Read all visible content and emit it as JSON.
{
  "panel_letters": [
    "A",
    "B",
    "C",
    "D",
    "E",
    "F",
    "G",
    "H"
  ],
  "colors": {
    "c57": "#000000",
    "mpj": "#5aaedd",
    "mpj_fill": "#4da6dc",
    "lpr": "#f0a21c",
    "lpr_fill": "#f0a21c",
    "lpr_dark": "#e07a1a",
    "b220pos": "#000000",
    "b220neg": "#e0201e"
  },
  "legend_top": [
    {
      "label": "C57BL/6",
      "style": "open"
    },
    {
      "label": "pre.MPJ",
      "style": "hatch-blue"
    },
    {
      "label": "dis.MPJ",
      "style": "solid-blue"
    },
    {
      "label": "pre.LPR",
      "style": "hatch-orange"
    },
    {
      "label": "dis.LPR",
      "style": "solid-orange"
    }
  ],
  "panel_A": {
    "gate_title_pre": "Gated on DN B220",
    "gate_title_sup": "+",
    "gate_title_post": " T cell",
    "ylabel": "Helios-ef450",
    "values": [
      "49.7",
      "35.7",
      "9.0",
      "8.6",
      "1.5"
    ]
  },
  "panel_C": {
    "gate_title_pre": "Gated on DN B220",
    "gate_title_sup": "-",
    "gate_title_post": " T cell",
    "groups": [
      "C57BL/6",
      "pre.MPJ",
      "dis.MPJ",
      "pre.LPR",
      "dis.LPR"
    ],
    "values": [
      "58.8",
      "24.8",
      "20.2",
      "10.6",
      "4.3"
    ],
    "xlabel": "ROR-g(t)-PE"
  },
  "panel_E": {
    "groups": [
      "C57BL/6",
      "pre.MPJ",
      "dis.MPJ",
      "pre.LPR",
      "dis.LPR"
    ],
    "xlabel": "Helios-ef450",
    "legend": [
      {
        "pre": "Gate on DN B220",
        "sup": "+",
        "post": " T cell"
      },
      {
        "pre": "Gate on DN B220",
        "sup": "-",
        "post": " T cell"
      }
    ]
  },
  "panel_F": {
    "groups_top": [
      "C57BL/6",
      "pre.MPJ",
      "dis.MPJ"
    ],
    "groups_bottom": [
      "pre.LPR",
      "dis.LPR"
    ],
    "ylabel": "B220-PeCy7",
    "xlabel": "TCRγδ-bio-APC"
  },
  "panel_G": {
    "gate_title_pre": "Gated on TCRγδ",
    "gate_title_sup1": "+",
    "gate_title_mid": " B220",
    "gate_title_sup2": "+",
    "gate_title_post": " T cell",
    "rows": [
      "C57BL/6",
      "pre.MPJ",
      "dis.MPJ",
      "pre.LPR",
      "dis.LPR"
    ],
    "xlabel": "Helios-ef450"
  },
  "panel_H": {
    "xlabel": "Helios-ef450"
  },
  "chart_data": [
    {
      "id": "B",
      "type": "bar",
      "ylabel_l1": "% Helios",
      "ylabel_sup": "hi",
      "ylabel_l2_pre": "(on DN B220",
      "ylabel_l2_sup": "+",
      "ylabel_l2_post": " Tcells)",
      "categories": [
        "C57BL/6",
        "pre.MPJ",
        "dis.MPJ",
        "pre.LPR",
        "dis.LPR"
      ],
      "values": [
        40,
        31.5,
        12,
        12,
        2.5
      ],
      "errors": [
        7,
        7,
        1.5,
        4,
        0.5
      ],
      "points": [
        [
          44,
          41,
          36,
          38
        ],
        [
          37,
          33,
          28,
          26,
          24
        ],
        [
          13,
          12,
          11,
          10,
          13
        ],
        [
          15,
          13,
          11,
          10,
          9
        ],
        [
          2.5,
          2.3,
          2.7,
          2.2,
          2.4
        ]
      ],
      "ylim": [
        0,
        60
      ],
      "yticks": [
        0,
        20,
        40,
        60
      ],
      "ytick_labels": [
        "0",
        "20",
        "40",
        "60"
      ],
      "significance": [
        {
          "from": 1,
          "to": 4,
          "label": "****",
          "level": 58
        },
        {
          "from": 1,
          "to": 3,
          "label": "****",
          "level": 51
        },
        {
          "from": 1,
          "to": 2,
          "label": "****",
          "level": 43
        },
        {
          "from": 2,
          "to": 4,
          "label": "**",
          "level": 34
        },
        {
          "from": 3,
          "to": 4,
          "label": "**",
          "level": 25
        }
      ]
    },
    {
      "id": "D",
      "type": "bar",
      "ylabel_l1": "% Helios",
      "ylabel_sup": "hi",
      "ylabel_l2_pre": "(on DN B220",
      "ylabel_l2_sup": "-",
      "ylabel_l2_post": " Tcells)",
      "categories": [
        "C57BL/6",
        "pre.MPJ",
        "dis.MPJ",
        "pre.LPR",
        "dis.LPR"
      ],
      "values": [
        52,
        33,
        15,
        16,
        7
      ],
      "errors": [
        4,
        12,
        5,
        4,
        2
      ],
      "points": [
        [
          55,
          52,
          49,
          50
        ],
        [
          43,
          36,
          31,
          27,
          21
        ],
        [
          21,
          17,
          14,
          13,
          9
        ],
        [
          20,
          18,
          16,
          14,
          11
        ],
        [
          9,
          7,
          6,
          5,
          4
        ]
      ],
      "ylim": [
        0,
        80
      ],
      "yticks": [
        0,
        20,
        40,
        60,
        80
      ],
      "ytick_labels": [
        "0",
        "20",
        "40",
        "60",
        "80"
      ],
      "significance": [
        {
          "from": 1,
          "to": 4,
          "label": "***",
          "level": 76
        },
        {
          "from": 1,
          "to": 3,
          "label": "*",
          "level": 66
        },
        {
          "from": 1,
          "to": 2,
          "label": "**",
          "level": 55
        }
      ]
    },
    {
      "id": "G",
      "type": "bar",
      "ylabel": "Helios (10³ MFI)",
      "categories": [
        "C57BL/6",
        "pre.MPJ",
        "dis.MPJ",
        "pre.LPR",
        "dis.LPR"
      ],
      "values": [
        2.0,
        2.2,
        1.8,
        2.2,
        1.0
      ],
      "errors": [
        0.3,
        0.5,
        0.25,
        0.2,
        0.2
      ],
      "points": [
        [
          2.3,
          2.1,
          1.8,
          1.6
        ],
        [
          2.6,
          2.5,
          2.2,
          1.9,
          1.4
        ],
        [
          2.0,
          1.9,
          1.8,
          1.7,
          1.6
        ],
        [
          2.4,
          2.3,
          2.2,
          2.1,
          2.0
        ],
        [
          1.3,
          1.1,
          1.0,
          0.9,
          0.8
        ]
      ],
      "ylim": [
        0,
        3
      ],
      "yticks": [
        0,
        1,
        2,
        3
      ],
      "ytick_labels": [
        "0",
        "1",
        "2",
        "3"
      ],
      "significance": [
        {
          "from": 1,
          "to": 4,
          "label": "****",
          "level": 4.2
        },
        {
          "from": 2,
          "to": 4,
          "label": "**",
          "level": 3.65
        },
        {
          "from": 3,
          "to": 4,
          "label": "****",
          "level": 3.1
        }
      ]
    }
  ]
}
******
→ Goal of the exercise
Every entry above should be retyped exactly as shown.

→ Written answer
Read all visible content and emit it as JSON.
{
  "panel_letters": [
    "A",
    "B",
    "C",
    "D",
    "E",
    "F",
    "G",
    "H"
  ],
  "colors": {
    "c57": "#000000",
    "mpj": "#5aaedd",
    "mpj_fill": "#4da6dc",
    "lpr": "#f0a21c",
    "lpr_fill": "#f0a21c",
    "lpr_dark": "#e07a1a",
    "b220pos": "#000000",
    "b220neg": "#e0201e"
  },
  "legend_top": [
    {
      "label": "C57BL/6",
      "style": "open"
    },
    {
      "label": "pre.MPJ",
      "style": "hatch-blue"
    },
    {
      "label": "dis.MPJ",
      "style": "solid-blue"
    },
    {
      "label": "pre.LPR",
      "style": "hatch-orange"
    },
    {
      "label": "dis.LPR",
      "style": "solid-orange"
    }
  ],
  "panel_A": {
    "gate_title_pre": "Gated on DN B220",
    "gate_title_sup": "+",
    "gate_title_post": " T cell",
    "ylabel": "Helios-ef450",
    "values": [
      "49.7",
      "35.7",
      "9.0",
      "8.6",
      "1.5"
    ]
  },
  "panel_C": {
    "gate_title_pre": "Gated on DN B220",
    "gate_title_sup": "-",
    "gate_title_post": " T cell",
    "groups": [
      "C57BL/6",
      "pre.MPJ",
      "dis.MPJ",
      "pre.LPR",
      "dis.LPR"
    ],
    "values": [
      "58.8",
      "24.8",
      "20.2",
      "10.6",
      "4.3"
    ],
    "xlabel": "ROR-g(t)-PE"
  },
  "panel_E": {
    "groups": [
      "C57BL/6",
      "pre.MPJ",
      "dis.MPJ",
      "pre.LPR",
      "dis.LPR"
    ],
    "xlabel": "Helios-ef450",
    "legend": [
      {
        "pre": "Gate on DN B220",
        "sup": "+",
        "post": " T cell"
      },
      {
        "pre": "Gate on DN B220",
        "sup": "-",
        "post": " T cell"
      }
    ]
  },
  "panel_F": {
    "groups_top": [
      "C57BL/6",
      "pre.MPJ",
      "dis.MPJ"
    ],
    "groups_bottom": [
      "pre.LPR",
      "dis.LPR"
    ],
    "ylabel": "B220-PeCy7",
    "xlabel": "TCRγδ-bio-APC"
  },
  "panel_G": {
    "gate_title_pre": "Gated on TCRγδ",
    "gate_title_sup1": "+",
    "gate_title_mid": " B220",
    "gate_title_sup2": "+",
    "gate_title_post": " T cell",
    "rows": [
      "C57BL/6",
      "pre.MPJ",
      "dis.MPJ",
      "pre.LPR",
      "dis.LPR"
    ],
    "xlabel": "Helios-ef450"
  },
  "panel_H": {
    "xlabel": "Helios-ef450"
  },
  "chart_data": [
    {
      "id": "B",
      "type": "bar",
      "ylabel_l1": "% Helios",
      "ylabel_sup": "hi",
      "ylabel_l2_pre": "(on DN B220",
      "ylabel_l2_sup": "+",
      "ylabel_l2_post": " Tcells)",
      "categories": [
        "C57BL/6",
        "pre.MPJ",
        "dis.MPJ",
        "pre.LPR",
        "dis.LPR"
      ],
      "values": [
        40,
        31.5,
        12,
        12,
        2.5
      ],
      "errors": [
        7,
        7,
        1.5,
        4,
        0.5
      ],
      "points": [
        [
          44,
          41,
          36,
          38
        ],
        [
          37,
          33,
          28,
          26,
          24
        ],
        [
          13,
          12,
          11,
          10,
          13
        ],
        [
          15,
          13,
          11,
          10,
          9
        ],
        [
          2.5,
          2.3,
          2.7,
          2.2,
          2.4
        ]
      ],
      "ylim": [
        0,
        60
      ],
      "yticks": [
        0,
        20,
        40,
        60
      ],
      "ytick_labels": [
        "0",
        "20",
        "40",
        "60"
      ],
      "significance": [
        {
          "from": 1,
          "to": 4,
          "label": "****",
          "level": 58
        },
        {
          "from": 1,
          "to": 3,
          "label": "****",
          "level": 51
        },
        {
          "from": 1,
          "to": 2,
          "label": "****",
          "level": 43
        },
        {
          "from": 2,
          "to": 4,
          "label": "**",
          "level": 34
        },
        {
          "from": 3,
          "to": 4,
          "label": "**",
          "level": 25
        }
      ]
    },
    {
      "id": "D",
      "type": "bar",
      "ylabel_l1": "% Helios",
      "ylabel_sup": "hi",
      "ylabel_l2_pre": "(on DN B220",
      "ylabel_l2_sup": "-",
      "ylabel_l2_post": " Tcells)",
      "categories": [
        "C57BL/6",
        "pre.MPJ",
        "dis.MPJ",
        "pre.LPR",
        "dis.LPR"
      ],
      "values": [
        52,
        33,
        15,
        16,
        7
      ],
      "errors": [
        4,
        12,
        5,
        4,
        2
      ],
      "points": [
        [
          55,
          52,
          49,
          50
        ],
        [
          43,
          36,
          31,
          27,
          21
        ],
        [
          21,
          17,
          14,
          13,
          9
        ],
        [
          20,
          18,
          16,
          14,
          11
        ],
        [
          9,
          7,
          6,
          5,
          4
        ]
      ],
      "ylim": [
        0,
        80
      ],
      "yticks": [
        0,
        20,
        40,
        60,
        80
      ],
      "ytick_labels": [
        "0",
        "20",
        "40",
        "60",
        "80"
      ],
      "significance": [
        {
          "from": 1,
          "to": 4,
          "label": "***",
          "level": 76
        },
        {
          "from": 1,
          "to": 3,
          "label": "*",
          "level": 66
        },
        {
          "from": 1,
          "to": 2,
          "label": "**",
          "level": 55
        }
      ]
    },
    {
      "id": "G",
      "type": "bar",
      "ylabel": "Helios (10³ MFI)",
      "categories": [
        "C57BL/6",
        "pre.MPJ",
        "dis.MPJ",
        "pre.LPR",
        "dis.LPR"
      ],
      "values": [
        2.0,
        2.2,
        1.8,
        2.2,
        1.0
      ],
      "errors": [
        0.3,
        0.5,
        0.25,
        0.2,
        0.2
      ],
      "points": [
        [
          2.3,
          2.1,
          1.8,
          1.6
        ],
        [
          2.6,
          2.5,
          2.2,
          1.9,
          1.4
        ],
        [
          2.0,
          1.9,
          1.8,
          1.7,
          1.6
        ],
        [
          2.4,
          2.3,
          2.2,
          2.1,
          2.0
        ],
        [
          1.3,
          1.1,
          1.0,
          0.9,
          0.8
        ]
      ],
      "ylim": [
        0,
        3
      ],
      "yticks": [
        0,
        1,
        2,
        3
      ],
      "ytick_labels": [
        "0",
        "1",
        "2",
        "3"
      ],
      "significance": [
        {
          "from": 1,
          "to": 4,
          "label": "****",
          "level": 4.2
        },
        {
          "from": 2,
          "to": 4,
          "label": "**",
          "level": 3.65
        },
        {
          "from": 3,
          "to": 4,
          "label": "****",
          "level": 3.1
        }
      ]
    }
  ]
}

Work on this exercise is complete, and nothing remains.